PROBLEM TO WORK ON. Gather up every line from the entries below that uses the word "LikeMain".

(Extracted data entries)

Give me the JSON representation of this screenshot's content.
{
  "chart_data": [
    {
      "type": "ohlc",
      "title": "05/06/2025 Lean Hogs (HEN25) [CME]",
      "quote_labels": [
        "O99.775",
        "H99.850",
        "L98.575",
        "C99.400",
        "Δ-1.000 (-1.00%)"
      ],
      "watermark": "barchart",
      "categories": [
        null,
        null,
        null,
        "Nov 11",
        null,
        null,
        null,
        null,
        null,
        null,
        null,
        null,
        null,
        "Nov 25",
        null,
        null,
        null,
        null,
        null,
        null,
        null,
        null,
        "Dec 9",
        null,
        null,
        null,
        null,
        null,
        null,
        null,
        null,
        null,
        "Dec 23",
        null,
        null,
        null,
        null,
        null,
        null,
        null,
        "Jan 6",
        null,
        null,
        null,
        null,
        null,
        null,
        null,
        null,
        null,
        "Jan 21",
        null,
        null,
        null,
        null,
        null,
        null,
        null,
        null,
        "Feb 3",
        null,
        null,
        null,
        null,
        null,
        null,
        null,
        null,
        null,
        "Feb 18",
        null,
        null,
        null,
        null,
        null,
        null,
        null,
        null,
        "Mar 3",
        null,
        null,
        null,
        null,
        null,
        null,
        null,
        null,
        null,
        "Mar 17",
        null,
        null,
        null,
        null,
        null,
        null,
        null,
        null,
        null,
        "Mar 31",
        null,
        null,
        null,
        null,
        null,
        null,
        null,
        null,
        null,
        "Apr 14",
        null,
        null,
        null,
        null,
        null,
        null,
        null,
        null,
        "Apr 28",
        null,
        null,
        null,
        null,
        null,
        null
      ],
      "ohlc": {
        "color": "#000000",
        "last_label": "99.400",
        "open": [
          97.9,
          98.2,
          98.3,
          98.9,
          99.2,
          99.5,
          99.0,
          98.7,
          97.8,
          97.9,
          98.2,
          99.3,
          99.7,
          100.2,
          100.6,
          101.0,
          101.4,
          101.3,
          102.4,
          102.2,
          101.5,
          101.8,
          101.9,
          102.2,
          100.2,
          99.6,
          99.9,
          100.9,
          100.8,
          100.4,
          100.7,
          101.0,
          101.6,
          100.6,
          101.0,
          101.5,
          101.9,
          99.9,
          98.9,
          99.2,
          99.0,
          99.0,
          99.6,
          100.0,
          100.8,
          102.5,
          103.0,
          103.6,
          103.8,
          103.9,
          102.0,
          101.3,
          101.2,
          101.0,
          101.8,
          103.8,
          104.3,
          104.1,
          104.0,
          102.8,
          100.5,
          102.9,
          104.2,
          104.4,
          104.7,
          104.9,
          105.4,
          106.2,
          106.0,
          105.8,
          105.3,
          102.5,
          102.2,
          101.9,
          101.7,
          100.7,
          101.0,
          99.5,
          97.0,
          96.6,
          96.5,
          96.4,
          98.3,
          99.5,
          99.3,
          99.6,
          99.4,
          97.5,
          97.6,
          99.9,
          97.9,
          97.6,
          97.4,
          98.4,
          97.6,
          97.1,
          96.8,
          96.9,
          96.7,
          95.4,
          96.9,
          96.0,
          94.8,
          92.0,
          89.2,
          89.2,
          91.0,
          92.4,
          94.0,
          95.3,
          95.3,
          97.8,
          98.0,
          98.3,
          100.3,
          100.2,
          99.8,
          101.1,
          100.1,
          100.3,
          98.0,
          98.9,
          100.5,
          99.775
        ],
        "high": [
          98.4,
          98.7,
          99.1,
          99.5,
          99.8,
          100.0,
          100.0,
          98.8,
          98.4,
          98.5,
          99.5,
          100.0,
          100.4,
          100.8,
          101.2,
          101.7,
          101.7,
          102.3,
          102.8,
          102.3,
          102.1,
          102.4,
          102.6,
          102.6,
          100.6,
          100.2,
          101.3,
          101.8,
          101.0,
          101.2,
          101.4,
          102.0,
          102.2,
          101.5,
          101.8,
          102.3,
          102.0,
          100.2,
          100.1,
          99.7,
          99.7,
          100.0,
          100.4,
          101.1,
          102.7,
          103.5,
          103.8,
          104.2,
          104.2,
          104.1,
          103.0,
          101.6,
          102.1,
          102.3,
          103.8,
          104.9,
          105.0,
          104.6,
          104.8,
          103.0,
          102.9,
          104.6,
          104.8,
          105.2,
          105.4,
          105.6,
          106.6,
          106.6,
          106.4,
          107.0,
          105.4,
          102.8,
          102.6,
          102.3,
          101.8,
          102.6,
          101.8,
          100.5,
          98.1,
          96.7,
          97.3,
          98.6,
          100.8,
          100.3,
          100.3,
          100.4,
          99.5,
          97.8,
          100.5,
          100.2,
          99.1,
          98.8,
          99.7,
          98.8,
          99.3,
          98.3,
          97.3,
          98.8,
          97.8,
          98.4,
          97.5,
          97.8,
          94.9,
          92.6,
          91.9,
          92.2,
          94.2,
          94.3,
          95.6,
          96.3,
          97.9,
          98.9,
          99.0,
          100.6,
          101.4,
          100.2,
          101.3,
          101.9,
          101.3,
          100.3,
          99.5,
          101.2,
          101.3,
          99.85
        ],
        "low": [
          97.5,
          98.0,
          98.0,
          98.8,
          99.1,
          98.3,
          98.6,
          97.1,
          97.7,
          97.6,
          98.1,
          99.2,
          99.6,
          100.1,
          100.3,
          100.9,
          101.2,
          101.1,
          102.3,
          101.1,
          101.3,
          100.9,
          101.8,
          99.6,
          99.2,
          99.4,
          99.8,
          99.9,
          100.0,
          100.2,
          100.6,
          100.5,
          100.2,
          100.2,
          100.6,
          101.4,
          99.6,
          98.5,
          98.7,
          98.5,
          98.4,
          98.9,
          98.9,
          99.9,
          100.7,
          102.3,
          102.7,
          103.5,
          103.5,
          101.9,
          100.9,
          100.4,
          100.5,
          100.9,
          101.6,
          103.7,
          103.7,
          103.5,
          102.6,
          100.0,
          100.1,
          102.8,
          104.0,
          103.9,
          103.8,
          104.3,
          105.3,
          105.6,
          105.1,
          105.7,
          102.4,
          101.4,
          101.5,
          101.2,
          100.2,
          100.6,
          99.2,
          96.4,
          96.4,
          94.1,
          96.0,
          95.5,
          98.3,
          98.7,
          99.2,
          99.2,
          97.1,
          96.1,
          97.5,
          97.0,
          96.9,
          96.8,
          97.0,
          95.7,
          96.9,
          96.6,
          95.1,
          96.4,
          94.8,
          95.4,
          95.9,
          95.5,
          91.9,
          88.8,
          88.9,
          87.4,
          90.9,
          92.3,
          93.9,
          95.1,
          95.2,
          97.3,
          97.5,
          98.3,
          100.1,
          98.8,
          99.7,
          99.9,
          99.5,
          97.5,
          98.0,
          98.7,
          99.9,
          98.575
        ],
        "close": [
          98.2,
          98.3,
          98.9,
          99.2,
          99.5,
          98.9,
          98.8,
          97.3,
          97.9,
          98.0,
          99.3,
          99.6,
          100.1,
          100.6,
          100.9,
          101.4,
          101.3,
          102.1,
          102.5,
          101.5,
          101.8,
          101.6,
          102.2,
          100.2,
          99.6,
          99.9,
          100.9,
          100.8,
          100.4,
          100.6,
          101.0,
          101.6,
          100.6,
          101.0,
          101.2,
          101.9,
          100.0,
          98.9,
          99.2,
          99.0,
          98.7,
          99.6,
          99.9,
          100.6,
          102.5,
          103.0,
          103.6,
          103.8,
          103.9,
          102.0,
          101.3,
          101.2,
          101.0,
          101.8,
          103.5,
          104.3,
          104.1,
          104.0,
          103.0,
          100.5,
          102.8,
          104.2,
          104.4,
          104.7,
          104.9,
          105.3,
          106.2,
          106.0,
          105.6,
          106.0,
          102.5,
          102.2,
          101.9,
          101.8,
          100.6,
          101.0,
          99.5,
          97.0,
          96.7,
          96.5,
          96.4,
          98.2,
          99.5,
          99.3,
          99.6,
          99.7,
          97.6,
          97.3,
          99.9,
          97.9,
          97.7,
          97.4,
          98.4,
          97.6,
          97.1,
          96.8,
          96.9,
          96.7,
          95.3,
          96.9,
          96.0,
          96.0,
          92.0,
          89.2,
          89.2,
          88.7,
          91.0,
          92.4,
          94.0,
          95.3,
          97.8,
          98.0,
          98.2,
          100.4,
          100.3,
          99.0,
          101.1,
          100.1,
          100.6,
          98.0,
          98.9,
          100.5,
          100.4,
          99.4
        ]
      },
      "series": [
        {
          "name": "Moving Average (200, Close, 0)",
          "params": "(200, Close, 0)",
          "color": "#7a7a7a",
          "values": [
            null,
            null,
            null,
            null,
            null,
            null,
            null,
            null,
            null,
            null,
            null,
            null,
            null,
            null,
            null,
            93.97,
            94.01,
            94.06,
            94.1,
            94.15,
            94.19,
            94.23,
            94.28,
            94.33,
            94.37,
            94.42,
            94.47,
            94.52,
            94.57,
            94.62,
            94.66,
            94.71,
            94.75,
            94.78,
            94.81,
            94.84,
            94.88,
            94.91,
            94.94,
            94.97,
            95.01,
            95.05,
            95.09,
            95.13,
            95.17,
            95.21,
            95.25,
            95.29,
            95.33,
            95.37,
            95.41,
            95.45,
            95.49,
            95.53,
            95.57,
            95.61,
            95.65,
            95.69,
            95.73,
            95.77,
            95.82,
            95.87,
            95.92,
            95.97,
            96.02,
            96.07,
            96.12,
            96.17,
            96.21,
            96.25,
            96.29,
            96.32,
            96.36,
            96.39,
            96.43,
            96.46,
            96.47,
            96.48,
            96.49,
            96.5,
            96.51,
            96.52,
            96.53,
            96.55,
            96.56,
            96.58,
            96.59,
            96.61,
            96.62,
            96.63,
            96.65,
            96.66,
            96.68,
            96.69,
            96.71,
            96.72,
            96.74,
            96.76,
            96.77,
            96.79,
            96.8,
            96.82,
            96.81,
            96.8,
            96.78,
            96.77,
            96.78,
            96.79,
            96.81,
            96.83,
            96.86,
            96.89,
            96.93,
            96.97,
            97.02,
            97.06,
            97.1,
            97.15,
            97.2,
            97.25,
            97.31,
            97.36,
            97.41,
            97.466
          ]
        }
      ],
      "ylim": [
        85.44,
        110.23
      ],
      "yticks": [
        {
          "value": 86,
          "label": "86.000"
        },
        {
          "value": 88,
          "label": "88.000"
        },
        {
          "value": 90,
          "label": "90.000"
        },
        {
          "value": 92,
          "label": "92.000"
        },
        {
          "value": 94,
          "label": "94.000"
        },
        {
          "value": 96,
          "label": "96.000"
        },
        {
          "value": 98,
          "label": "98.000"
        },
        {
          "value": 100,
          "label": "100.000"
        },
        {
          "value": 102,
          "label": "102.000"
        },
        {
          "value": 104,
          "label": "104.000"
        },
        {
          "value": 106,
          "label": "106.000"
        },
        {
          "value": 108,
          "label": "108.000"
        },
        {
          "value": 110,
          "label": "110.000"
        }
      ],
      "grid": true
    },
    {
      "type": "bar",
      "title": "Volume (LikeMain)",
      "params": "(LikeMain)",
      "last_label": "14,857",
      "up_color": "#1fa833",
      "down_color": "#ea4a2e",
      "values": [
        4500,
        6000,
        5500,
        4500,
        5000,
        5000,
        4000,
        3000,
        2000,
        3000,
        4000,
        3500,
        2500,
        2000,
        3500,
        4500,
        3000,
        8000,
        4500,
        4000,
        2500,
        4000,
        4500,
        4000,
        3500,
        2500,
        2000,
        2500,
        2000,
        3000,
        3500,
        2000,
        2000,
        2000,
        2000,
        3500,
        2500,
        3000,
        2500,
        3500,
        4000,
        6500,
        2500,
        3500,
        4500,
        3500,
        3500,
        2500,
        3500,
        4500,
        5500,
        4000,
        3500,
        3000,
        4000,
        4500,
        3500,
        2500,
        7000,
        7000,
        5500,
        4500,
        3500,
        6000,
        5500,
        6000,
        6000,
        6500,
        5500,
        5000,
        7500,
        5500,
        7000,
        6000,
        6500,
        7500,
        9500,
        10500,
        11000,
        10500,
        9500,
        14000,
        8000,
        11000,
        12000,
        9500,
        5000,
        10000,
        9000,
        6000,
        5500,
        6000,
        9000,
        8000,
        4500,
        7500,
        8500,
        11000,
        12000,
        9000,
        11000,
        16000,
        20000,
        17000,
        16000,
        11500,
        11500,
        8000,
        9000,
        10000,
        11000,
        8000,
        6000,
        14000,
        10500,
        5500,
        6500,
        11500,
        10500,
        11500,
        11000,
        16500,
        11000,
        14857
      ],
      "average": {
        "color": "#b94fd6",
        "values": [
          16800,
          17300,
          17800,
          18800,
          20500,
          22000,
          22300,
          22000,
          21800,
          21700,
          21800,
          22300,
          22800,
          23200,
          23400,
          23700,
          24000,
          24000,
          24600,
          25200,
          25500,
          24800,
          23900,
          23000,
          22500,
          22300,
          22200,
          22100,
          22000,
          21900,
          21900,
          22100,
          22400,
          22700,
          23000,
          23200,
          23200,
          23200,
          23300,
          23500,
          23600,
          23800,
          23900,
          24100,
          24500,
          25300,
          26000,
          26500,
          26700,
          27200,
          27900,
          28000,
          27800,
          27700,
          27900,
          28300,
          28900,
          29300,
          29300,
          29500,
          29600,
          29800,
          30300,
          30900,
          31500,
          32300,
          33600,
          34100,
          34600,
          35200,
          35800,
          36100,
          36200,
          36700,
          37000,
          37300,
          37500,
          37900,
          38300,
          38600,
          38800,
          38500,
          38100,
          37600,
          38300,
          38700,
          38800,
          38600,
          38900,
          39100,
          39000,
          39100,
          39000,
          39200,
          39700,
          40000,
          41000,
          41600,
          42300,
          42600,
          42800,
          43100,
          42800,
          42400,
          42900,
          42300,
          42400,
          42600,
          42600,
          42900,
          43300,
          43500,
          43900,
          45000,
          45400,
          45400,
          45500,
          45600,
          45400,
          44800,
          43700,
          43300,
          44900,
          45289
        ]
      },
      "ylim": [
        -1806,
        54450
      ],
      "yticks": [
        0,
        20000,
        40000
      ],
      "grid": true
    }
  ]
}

WRITTEN ANSWER.
      "title": "Volume (LikeMain)",
      "params": "(LikeMain)",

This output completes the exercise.